Pictures do not belong in your copy. Repeat all the other data exactly.

[Figure content listings]
--- begin ---
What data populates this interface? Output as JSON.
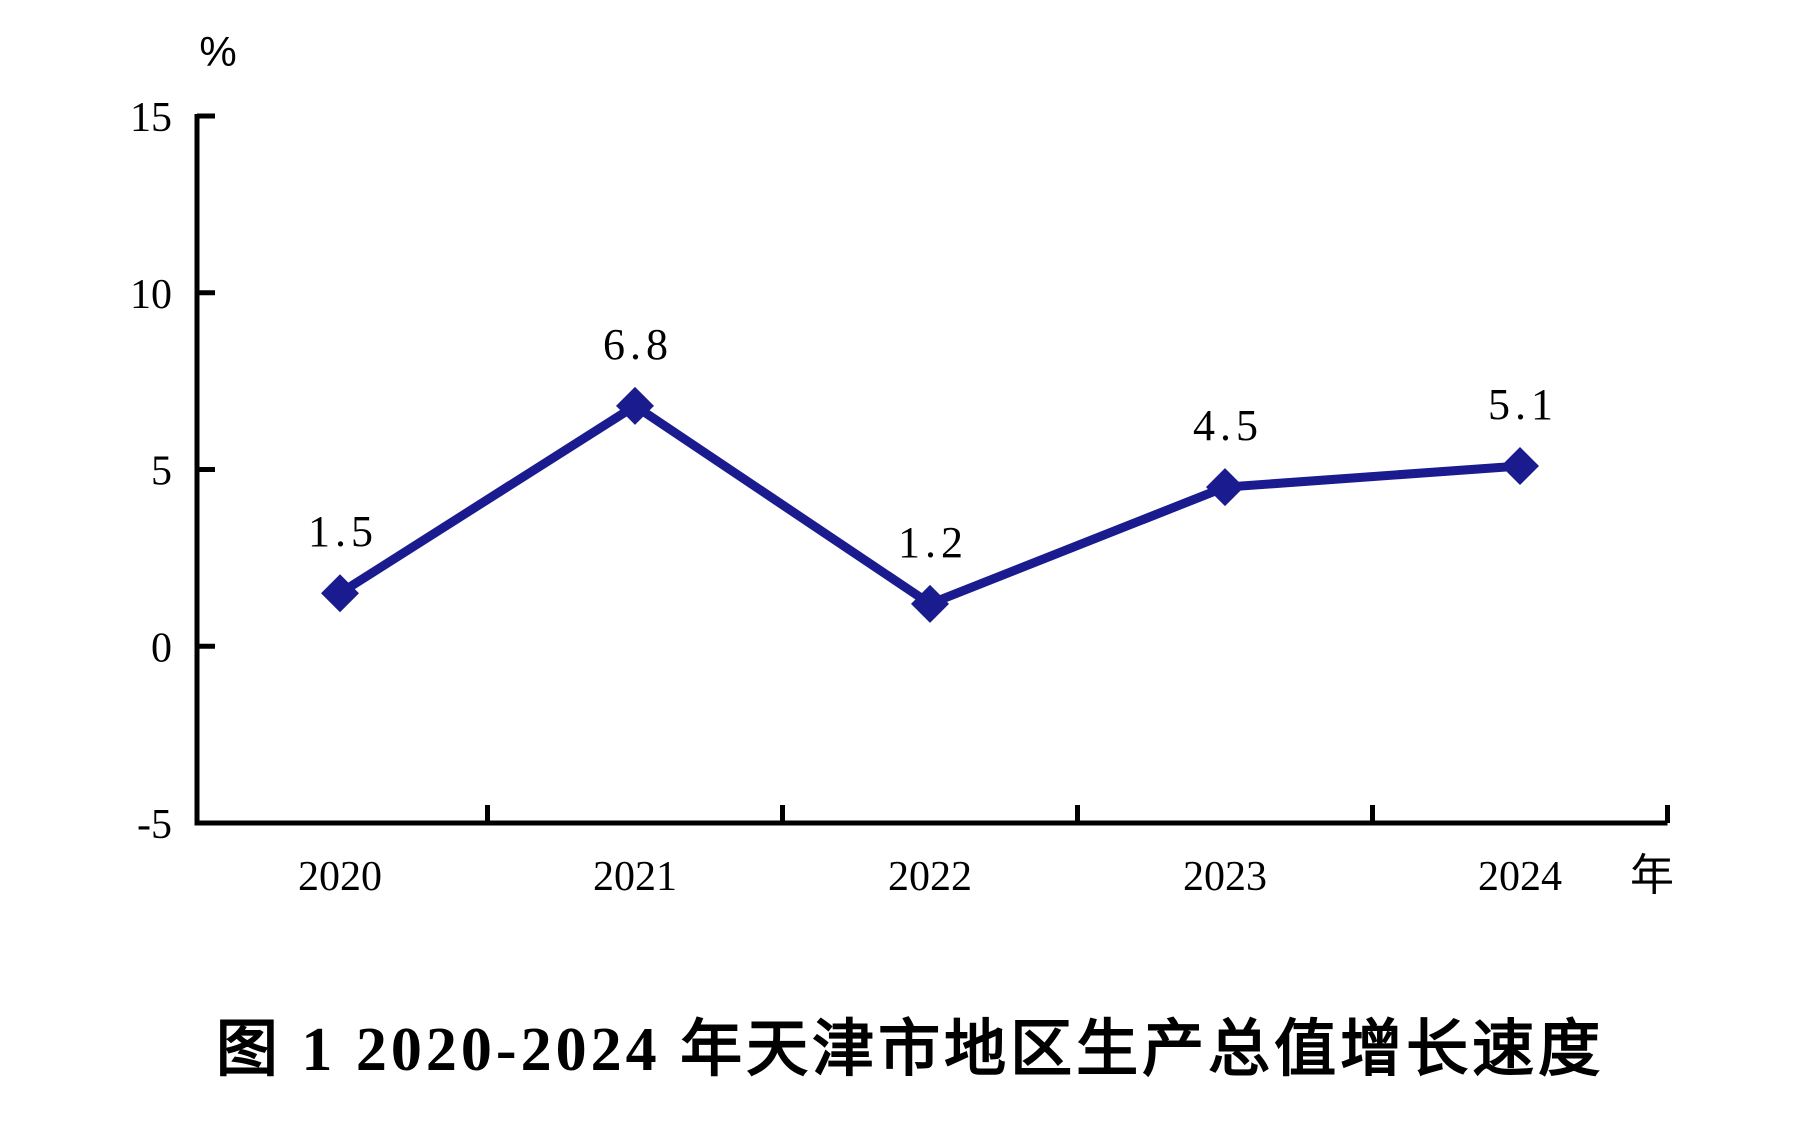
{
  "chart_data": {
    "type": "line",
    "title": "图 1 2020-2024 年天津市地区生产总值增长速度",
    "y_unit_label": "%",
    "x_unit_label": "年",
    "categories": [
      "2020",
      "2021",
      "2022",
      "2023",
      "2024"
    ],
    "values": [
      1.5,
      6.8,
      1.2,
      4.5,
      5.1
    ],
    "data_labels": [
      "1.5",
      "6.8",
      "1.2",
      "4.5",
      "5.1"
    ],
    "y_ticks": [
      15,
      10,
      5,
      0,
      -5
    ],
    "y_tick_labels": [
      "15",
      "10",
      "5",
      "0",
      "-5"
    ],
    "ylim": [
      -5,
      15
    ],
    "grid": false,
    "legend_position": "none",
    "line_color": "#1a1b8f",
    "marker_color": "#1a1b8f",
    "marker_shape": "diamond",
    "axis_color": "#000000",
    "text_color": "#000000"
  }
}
--- end ---
Output of the task
What data populates this interface? Output as JSON.
{
  "chart_data": {
    "type": "line",
    "title": "图 1 2020-2024 年天津市地区生产总值增长速度",
    "y_unit_label": "%",
    "x_unit_label": "年",
    "categories": [
      "2020",
      "2021",
      "2022",
      "2023",
      "2024"
    ],
    "values": [
      1.5,
      6.8,
      1.2,
      4.5,
      5.1
    ],
    "data_labels": [
      "1.5",
      "6.8",
      "1.2",
      "4.5",
      "5.1"
    ],
    "y_ticks": [
      15,
      10,
      5,
      0,
      -5
    ],
    "y_tick_labels": [
      "15",
      "10",
      "5",
      "0",
      "-5"
    ],
    "ylim": [
      -5,
      15
    ],
    "grid": false,
    "legend_position": "none",
    "line_color": "#1a1b8f",
    "marker_color": "#1a1b8f",
    "marker_shape": "diamond",
    "axis_color": "#000000",
    "text_color": "#000000"
  }
}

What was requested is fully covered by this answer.